§ Data provided:

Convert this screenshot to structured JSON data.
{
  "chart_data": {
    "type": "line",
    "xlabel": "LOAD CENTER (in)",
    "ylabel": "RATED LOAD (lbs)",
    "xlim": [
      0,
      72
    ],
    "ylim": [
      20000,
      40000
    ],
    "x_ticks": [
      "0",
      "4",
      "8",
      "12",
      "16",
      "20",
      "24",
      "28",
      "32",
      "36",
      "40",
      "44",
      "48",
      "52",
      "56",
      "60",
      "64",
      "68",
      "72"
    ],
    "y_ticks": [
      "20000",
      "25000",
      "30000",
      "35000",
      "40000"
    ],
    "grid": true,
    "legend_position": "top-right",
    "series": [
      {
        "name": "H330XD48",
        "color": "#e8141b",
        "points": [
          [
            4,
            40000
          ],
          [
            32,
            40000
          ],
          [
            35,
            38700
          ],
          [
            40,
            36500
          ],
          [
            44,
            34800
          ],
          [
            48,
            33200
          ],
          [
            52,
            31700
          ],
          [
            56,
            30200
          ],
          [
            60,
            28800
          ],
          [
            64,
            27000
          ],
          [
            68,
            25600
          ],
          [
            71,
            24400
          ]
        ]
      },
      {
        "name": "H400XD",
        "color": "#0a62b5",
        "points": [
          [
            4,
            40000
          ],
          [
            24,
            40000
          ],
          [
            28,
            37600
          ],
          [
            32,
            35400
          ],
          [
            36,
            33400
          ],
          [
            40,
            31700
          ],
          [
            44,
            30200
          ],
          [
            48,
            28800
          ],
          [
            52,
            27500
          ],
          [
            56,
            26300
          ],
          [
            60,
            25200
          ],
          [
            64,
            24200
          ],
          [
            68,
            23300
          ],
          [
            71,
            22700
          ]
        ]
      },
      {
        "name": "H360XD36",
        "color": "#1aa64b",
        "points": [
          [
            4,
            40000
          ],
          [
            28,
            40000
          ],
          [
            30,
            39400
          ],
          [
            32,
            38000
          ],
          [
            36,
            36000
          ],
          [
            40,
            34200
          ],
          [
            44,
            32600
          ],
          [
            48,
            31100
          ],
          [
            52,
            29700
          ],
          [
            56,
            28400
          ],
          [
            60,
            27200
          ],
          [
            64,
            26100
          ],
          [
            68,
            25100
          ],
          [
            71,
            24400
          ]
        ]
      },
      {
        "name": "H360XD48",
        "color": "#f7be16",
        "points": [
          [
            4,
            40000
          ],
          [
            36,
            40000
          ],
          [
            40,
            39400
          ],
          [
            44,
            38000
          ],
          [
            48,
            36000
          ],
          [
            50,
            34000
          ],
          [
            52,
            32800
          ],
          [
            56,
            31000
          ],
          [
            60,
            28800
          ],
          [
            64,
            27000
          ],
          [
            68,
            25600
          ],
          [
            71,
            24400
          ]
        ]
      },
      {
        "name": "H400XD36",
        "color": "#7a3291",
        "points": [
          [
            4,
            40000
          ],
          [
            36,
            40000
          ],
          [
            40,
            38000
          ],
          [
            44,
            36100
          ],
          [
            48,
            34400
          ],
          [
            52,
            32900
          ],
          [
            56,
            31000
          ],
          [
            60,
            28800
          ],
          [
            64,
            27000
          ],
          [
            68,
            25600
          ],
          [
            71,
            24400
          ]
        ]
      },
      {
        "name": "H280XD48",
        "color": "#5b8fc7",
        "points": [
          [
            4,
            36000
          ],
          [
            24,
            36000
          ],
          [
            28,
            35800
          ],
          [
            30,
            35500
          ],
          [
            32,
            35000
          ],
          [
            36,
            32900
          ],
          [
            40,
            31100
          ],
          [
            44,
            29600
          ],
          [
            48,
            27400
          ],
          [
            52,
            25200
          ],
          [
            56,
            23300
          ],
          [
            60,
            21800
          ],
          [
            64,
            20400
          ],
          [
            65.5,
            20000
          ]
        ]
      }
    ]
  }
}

§ Aim:
Each line in the data that holds the string "LOAD" should be found and copied.

§ Finished exercise:
    "xlabel": "LOAD CENTER (in)",
    "ylabel": "RATED LOAD (lbs)",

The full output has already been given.